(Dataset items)
____
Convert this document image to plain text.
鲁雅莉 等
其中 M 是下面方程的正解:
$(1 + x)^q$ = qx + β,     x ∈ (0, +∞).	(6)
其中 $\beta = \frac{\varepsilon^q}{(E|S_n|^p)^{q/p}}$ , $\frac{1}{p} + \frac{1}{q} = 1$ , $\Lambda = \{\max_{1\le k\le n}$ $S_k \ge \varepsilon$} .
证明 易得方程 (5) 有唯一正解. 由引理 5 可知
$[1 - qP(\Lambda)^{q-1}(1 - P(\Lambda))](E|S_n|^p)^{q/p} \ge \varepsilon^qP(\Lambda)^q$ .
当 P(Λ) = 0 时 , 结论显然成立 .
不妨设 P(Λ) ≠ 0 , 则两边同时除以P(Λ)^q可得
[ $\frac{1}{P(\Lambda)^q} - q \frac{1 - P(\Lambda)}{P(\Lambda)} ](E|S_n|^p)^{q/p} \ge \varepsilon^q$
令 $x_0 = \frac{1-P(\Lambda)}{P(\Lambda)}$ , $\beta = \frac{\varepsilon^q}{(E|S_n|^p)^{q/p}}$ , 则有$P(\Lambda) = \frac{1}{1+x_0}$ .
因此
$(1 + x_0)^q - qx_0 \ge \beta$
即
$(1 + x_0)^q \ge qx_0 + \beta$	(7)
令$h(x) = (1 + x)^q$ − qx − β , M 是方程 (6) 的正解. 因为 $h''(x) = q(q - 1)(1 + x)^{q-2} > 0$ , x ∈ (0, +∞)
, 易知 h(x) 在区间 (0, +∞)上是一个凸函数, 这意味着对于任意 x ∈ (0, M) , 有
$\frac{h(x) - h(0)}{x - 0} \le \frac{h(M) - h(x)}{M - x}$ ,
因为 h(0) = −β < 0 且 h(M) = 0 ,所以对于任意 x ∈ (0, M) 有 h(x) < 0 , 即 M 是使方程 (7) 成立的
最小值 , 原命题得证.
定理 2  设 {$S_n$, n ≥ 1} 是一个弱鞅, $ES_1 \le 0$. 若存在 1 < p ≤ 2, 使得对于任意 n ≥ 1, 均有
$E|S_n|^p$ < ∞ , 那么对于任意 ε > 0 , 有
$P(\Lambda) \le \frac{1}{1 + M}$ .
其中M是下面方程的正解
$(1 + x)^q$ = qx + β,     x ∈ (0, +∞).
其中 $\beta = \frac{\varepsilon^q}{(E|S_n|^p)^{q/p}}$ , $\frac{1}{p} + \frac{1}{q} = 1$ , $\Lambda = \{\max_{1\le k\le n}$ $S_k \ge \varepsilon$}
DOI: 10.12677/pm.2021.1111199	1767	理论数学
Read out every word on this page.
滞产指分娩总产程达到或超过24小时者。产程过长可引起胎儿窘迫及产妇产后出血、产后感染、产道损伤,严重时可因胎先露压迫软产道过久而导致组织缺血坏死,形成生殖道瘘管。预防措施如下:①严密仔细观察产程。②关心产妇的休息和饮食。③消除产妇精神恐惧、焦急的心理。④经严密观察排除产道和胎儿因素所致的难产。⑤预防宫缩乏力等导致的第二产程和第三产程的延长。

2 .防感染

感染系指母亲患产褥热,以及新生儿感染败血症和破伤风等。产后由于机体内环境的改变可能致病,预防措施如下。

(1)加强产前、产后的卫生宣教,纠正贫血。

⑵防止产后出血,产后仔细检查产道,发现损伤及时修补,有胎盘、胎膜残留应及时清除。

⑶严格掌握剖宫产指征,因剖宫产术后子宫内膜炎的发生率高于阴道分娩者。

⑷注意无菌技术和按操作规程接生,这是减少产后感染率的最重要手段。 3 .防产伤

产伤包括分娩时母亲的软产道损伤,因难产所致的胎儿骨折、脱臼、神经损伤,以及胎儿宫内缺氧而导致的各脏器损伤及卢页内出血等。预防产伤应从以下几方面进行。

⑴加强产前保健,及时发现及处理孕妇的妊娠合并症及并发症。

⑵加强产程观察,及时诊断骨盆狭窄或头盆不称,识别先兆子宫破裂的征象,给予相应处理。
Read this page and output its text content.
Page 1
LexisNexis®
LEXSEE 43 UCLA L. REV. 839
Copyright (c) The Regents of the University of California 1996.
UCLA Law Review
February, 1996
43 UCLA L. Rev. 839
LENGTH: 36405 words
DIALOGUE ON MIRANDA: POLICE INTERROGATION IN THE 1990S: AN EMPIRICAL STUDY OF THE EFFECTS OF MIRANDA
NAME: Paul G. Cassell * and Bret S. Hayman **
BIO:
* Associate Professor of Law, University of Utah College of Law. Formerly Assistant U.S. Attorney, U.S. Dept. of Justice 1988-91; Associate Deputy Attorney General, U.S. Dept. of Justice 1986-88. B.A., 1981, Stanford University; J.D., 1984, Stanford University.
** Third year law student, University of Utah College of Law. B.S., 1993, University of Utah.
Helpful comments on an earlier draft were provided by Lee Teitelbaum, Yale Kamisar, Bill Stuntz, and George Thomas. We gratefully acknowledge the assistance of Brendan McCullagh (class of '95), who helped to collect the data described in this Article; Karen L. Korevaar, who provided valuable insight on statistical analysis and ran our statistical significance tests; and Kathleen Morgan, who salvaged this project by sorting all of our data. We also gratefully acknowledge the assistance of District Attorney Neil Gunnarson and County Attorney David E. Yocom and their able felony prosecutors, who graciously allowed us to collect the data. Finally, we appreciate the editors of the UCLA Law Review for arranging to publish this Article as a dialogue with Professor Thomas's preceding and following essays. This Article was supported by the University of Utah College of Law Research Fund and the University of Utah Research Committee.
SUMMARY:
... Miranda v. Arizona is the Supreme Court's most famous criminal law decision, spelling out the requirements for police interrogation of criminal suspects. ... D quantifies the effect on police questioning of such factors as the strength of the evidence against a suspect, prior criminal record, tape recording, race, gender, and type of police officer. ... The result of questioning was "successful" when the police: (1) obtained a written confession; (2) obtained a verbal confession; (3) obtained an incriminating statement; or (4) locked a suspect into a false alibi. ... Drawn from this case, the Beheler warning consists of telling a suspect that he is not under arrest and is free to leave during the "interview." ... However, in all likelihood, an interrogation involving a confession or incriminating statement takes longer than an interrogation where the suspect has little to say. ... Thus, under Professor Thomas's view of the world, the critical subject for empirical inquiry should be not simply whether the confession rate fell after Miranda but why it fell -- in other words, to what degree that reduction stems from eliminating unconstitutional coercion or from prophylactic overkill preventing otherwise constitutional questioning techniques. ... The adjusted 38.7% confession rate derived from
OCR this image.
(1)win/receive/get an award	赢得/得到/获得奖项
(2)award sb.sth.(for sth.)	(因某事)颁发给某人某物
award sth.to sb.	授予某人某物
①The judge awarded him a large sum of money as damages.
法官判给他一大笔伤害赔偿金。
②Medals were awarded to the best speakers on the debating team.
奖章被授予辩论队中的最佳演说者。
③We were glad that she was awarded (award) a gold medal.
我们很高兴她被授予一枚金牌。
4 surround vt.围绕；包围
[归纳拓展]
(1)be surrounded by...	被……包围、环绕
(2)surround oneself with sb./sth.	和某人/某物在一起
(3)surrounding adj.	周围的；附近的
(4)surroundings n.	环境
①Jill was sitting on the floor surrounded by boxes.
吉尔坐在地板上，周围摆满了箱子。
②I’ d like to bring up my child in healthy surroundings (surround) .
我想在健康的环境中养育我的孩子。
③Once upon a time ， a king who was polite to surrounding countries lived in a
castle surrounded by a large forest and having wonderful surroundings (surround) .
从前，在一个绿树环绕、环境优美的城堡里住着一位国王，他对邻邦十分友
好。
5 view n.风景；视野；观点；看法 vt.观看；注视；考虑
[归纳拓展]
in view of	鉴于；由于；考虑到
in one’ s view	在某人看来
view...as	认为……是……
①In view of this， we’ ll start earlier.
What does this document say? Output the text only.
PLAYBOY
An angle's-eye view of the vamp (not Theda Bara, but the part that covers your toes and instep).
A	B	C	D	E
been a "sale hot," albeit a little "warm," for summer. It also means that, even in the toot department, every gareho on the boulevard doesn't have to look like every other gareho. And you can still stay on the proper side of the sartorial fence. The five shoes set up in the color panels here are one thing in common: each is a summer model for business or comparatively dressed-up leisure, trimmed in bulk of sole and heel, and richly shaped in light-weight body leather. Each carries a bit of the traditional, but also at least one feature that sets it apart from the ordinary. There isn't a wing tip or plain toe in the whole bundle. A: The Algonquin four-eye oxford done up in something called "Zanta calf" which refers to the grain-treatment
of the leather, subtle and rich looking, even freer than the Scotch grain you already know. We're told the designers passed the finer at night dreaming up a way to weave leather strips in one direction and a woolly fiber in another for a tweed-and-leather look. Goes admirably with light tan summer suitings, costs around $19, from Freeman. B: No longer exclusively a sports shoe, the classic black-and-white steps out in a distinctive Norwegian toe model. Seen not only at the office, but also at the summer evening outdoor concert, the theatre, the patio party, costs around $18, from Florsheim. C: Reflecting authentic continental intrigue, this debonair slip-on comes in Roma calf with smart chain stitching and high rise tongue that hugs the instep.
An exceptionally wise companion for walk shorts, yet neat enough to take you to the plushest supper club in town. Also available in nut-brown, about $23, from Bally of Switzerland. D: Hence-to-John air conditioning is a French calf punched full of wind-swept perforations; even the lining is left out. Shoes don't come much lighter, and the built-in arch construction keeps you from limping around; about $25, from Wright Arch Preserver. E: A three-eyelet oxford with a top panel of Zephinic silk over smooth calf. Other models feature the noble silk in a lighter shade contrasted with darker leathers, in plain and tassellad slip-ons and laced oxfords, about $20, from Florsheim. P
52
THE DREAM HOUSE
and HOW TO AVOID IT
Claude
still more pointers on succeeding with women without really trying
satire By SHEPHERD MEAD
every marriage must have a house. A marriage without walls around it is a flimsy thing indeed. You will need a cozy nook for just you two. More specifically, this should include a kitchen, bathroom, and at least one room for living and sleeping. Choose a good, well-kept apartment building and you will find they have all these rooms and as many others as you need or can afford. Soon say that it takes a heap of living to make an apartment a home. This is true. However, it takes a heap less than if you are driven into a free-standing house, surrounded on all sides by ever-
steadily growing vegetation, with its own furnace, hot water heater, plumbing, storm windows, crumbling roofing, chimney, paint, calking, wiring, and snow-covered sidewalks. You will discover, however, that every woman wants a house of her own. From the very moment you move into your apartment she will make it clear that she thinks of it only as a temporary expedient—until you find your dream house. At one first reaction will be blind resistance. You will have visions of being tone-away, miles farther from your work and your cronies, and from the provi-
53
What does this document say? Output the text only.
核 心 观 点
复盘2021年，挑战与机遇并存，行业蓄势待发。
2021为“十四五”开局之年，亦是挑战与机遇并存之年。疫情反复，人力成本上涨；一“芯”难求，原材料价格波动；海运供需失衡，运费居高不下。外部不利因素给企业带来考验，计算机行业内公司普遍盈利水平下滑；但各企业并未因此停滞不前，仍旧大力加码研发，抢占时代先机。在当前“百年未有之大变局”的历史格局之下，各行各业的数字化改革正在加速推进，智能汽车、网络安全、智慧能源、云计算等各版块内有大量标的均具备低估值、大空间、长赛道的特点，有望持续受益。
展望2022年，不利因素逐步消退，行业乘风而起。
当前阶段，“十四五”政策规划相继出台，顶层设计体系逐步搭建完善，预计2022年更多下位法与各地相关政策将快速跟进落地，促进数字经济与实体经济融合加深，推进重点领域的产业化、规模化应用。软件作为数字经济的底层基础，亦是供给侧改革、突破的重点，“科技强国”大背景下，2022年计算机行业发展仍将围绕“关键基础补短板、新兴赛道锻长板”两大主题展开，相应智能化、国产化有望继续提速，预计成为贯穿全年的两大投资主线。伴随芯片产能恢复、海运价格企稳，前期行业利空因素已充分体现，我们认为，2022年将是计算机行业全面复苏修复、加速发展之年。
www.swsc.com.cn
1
____
Count the lines of the listing above that include the word "large" and state the total with nothing else.

2